Luttes des villes, luttes des champs
Pause. Léna tente d’attraper du bout des doigts des feuilles de thé qui flottent dans sa tasse. Elle relève le regard, ça gratte à la porte. « Je crois que le chat veut rentrer. » Juste avant cette rencontre, ses chats se sont fait la malle dans des ruines voisines de la maison. L’un d’eux a décidé de faire marche arrière. Quant à Léna, elle avance.
En 2020, elle pousse ses réflexions sur la lutte anticapitaliste et l’action collective. Elle quitte Youth for Climate. Des blocages, elle se penche sur le sabotage. Sa pensée se radicalise. La même année paraît le livre d’Andreas Malm, Comment saboter un pipeline. « Cette lecture vient appuyer des discussions qu’on a avec des anciens de YFC. On est plusieurs à vouloir remettre au goût du jour le désarmement », enchaîne Léna, remontée.
À cette envie, s’ajoute celle de fouler la terre des luttes locales. D’arrêter de frapper le bitume des rues parisiennes lors de « manifs privilégiées ». « Les grands combats d’écologie populaire sont souvent liés à des luttes locales : Plogoff, le Larzac, Notre-Dame-des-Landes, Lisle-sur-Tarn… » Le 26 octobre 2014, dans cette dernière commune, Rémi Fraisse, un botaniste de 21 ans, trouve la mort, touché par le tir de grenade d’un gendarme lors d’une manifestation contre le barrage de Sivens. Léna fixe la table basse du salon. En haut d’une pile de magazine, la revue Politis affiche en une : Génération Rémi Fraisse, dix ans après sa mort.
Offensive collective
« Enfin, souffle l’activiste, on veut faire de l’écologie qui parle aux gens et qui a un impact. Au début du mouvement écolo, on était naïfs. On pensait qu’interpeller les pouvoirs politiques suffirait à faire entendre la cause. Mais tant qu’il n’y a pas de rapport de force, ils ne céderont pas et continueront de protéger les multinationales qui détruisent les territoires. »
····················
◆ Tâche demandée 1: Pouvez-vous renvoyer à l'identique les lignes des enregistrements, depuis leur début jusqu'à la ligne contenant « 130, 357, 136] » incluse ?

◆ Matériel d'exercice:
····················
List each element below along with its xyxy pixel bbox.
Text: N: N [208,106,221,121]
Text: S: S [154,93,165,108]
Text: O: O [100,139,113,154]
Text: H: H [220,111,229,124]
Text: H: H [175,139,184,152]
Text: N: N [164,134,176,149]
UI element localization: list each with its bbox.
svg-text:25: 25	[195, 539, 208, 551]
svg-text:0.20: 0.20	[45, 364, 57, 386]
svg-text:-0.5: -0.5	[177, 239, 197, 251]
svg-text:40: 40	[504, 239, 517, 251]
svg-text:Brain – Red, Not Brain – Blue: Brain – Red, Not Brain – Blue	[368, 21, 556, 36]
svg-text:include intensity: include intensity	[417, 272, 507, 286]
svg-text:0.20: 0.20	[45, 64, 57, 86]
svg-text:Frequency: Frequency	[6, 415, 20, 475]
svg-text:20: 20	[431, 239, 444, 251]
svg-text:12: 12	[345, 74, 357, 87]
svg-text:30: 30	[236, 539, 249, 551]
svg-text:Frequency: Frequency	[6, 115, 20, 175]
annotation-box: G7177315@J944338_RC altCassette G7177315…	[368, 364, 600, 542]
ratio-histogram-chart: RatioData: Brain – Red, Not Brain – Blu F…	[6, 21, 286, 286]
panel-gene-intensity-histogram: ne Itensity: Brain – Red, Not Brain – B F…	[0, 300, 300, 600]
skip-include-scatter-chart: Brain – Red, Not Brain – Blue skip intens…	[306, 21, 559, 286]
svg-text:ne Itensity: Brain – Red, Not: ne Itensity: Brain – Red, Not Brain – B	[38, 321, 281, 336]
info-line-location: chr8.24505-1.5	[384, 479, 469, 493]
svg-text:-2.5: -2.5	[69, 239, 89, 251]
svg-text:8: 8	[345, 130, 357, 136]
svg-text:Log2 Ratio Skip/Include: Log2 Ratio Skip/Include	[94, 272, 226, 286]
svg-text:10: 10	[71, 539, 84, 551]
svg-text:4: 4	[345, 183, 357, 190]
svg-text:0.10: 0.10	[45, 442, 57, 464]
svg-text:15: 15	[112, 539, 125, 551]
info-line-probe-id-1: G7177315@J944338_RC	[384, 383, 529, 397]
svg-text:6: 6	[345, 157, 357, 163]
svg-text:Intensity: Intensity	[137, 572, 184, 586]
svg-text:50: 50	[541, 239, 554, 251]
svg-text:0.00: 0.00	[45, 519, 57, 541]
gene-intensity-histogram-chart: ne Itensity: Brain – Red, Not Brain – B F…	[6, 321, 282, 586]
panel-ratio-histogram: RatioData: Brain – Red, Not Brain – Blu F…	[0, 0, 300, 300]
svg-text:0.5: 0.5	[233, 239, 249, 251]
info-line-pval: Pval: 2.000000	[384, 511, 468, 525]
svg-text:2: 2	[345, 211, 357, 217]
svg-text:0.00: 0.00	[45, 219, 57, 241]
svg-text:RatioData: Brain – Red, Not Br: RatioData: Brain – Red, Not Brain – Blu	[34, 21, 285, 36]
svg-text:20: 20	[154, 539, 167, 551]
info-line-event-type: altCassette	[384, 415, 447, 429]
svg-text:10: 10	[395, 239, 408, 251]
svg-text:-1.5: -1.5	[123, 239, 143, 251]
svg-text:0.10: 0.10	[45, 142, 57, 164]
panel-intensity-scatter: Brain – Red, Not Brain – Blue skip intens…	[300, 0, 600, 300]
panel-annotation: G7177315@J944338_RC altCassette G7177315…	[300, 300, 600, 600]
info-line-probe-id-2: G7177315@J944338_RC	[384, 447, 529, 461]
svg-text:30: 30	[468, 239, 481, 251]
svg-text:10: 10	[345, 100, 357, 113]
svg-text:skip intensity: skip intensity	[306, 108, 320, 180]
····················
◆ Tâche demandée 2: Pouvez-vous retaper fidèlement le passage du texte à lire qui va de « À cette envie, s’ajoute » jusqu'à « après sa mort. » inclus ?

◆ Solution 1:
List each element below along with its xyxy pixel bbox.
Text: N: N [208,106,221,121]
Text: S: S [154,93,165,108]
Text: O: O [100,139,113,154]
Text: H: H [220,111,229,124]
Text: H: H [175,139,184,152]
Text: N: N [164,134,176,149]
UI element localization: list each with its bbox.
svg-text:25: 25	[195, 539, 208, 551]
svg-text:0.20: 0.20	[45, 364, 57, 386]
svg-text:-0.5: -0.5	[177, 239, 197, 251]
svg-text:40: 40	[504, 239, 517, 251]
svg-text:Brain – Red, Not Brain – Blue: Brain – Red, Not Brain – Blue	[368, 21, 556, 36]
svg-text:include intensity: include intensity	[417, 272, 507, 286]
svg-text:0.20: 0.20	[45, 64, 57, 86]
svg-text:Frequency: Frequency	[6, 415, 20, 475]
svg-text:20: 20	[431, 239, 444, 251]
svg-text:12: 12	[345, 74, 357, 87]
svg-text:30: 30	[236, 539, 249, 551]
svg-text:Frequency: Frequency	[6, 115, 20, 175]
annotation-box: G7177315@J944338_RC altCassette G7177315…	[368, 364, 600, 542]
ratio-histogram-chart: RatioData: Brain – Red, Not Brain – Blu F…	[6, 21, 286, 286]
panel-gene-intensity-histogram: ne Itensity: Brain – Red, Not Brain – B F…	[0, 300, 300, 600]
skip-include-scatter-chart: Brain – Red, Not Brain – Blue skip intens…	[306, 21, 559, 286]
svg-text:ne Itensity: Brain – Red, Not: ne Itensity: Brain – Red, Not Brain – B	[38, 321, 281, 336]
info-line-location: chr8.24505-1.5	[384, 479, 469, 493]
svg-text:-2.5: -2.5	[69, 239, 89, 251]
svg-text:8: 8	[345, 130, 357, 136]

◆ Solution 2:
À cette envie, s’ajoute celle de fouler la terre des luttes locales. D’arrêter de frapper le bitume des rues parisiennes lors de « manifs privilégiées ». « Les grands combats d’écologie populaire sont souvent liés à des luttes locales : Plogoff, le Larzac, Notre-Dame-des-Landes, Lisle-sur-Tarn… » Le 26 octobre 2014, dans cette dernière commune, Rémi Fraisse, un botaniste de 21 ans, trouve la mort, touché par le tir de grenade d’un gendarme lors d’une manifestation contre le barrage de Sivens. Léna fixe la table basse du salon. En haut d’une pile de magazine, la revue Politis affiche en une : Génération Rémi Fraisse, dix ans après sa mort.